— begin Listed entries —
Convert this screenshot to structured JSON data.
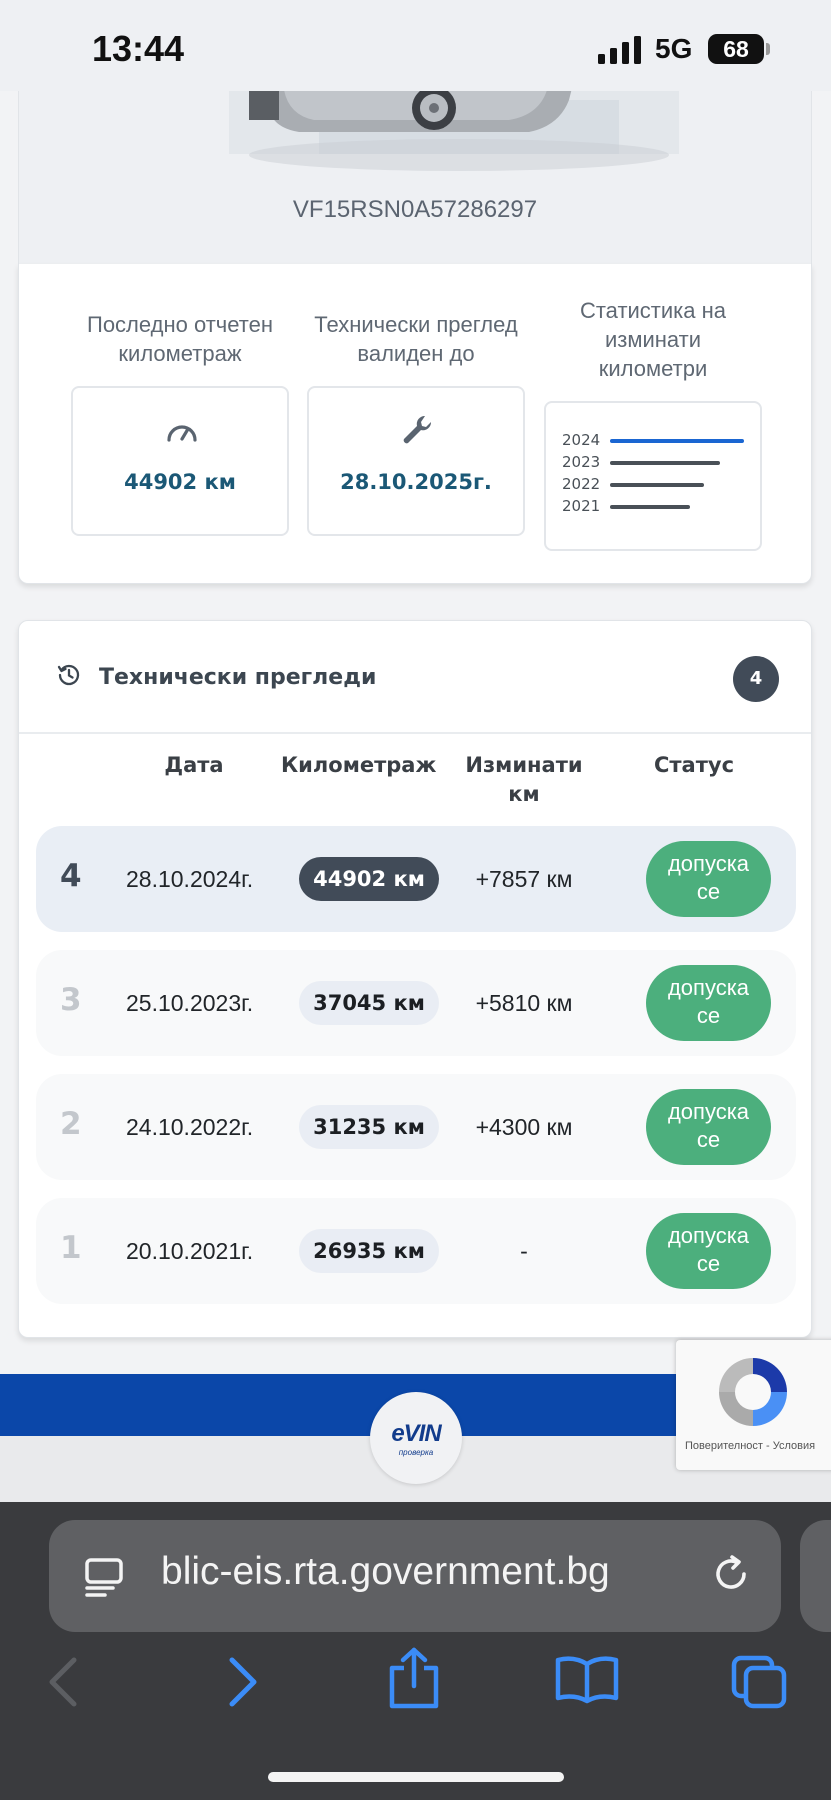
{
  "status_bar": {
    "time": "13:44",
    "network": "5G",
    "battery": "68"
  },
  "vehicle": {
    "vin": "VF15RSN0A57286297"
  },
  "stats": {
    "mileage": {
      "title_line1": "Последно отчетен",
      "title_line2": "километраж",
      "value": "44902 км",
      "icon": "speedometer-icon"
    },
    "inspection": {
      "title_line1": "Технически преглед",
      "title_line2": "валиден до",
      "value": "28.10.2025г.",
      "icon": "wrench-icon"
    },
    "km_stats": {
      "title_line1": "Статистика на",
      "title_line2": "изминати",
      "title_line3": "километри",
      "years": [
        {
          "year": "2024",
          "fraction": 1.0,
          "color": "#1a66d2"
        },
        {
          "year": "2023",
          "fraction": 0.82,
          "color": "#495057"
        },
        {
          "year": "2022",
          "fraction": 0.7,
          "color": "#495057"
        },
        {
          "year": "2021",
          "fraction": 0.6,
          "color": "#495057"
        }
      ]
    }
  },
  "inspections": {
    "title": "Технически прегледи",
    "count": "4",
    "headers": {
      "date": "Дата",
      "mileage": "Километраж",
      "driven_line1": "Изминати",
      "driven_line2": "км",
      "status": "Статус"
    },
    "rows": [
      {
        "num": "4",
        "date": "28.10.2024г.",
        "km": "44902 км",
        "delta": "+7857 км",
        "status_line1": "допуска",
        "status_line2": "се"
      },
      {
        "num": "3",
        "date": "25.10.2023г.",
        "km": "37045 км",
        "delta": "+5810 км",
        "status_line1": "допуска",
        "status_line2": "се"
      },
      {
        "num": "2",
        "date": "24.10.2022г.",
        "km": "31235 км",
        "delta": "+4300 км",
        "status_line1": "допуска",
        "status_line2": "се"
      },
      {
        "num": "1",
        "date": "20.10.2021г.",
        "km": "26935 км",
        "delta": "-",
        "status_line1": "допуска",
        "status_line2": "се"
      }
    ]
  },
  "footer": {
    "logo_text": "eVIN",
    "logo_sub": "проверка"
  },
  "recaptcha": {
    "privacy": "Поверителност",
    "separator": " - ",
    "terms": "Условия"
  },
  "browser": {
    "url": "blic-eis.rta.government.bg"
  },
  "colors": {
    "brand_blue": "#0b47a9",
    "status_green": "#4caf7d",
    "accent_dark": "#414b58",
    "value_blue": "#1b5876"
  }
}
— end Listed entries —
▸ **Written task**
Please transcribe the material above exactly as written. Leave the pictures out.

▸ **Reply to the task**
Convert this screenshot to structured JSON data.
{
  "status_bar": {
    "time": "13:44",
    "network": "5G",
    "battery": "68"
  },
  "vehicle": {
    "vin": "VF15RSN0A57286297"
  },
  "stats": {
    "mileage": {
      "title_line1": "Последно отчетен",
      "title_line2": "километраж",
      "value": "44902 км",
      "icon": "speedometer-icon"
    },
    "inspection": {
      "title_line1": "Технически преглед",
      "title_line2": "валиден до",
      "value": "28.10.2025г.",
      "icon": "wrench-icon"
    },
    "km_stats": {
      "title_line1": "Статистика на",
      "title_line2": "изминати",
      "title_line3": "километри",
      "years": [
        {
          "year": "2024",
          "fraction": 1.0,
          "color": "#1a66d2"
        },
        {
          "year": "2023",
          "fraction": 0.82,
          "color": "#495057"
        },
        {
          "year": "2022",
          "fraction": 0.7,
          "color": "#495057"
        },
        {
          "year": "2021",
          "fraction": 0.6,
          "color": "#495057"
        }
      ]
    }
  },
  "inspections": {
    "title": "Технически прегледи",
    "count": "4",
    "headers": {
      "date": "Дата",
      "mileage": "Километраж",
      "driven_line1": "Изминати",
      "driven_line2": "км",
      "status": "Статус"
    },
    "rows": [
      {
        "num": "4",
        "date": "28.10.2024г.",
        "km": "44902 км",
        "delta": "+7857 км",
        "status_line1": "допуска",
        "status_line2": "се"
      },
      {
        "num": "3",
        "date": "25.10.2023г.",
        "km": "37045 км",
        "delta": "+5810 км",
        "status_line1": "допуска",
        "status_line2": "се"
      },
      {
        "num": "2",
        "date": "24.10.2022г.",
        "km": "31235 км",
        "delta": "+4300 км",
        "status_line1": "допуска",
        "status_line2": "се"
      },
      {
        "num": "1",
        "date": "20.10.2021г.",
        "km": "26935 км",
        "delta": "-",
        "status_line1": "допуска",
        "status_line2": "се"
      }
    ]
  },
  "footer": {
    "logo_text": "eVIN",
    "logo_sub": "проверка"
  },
  "recaptcha": {
    "privacy": "Поверителност",
    "separator": " - ",
    "terms": "Условия"
  },
  "browser": {
    "url": "blic-eis.rta.government.bg"
  },
  "colors": {
    "brand_blue": "#0b47a9",
    "status_green": "#4caf7d",
    "accent_dark": "#414b58",
    "value_blue": "#1b5876"
  }
}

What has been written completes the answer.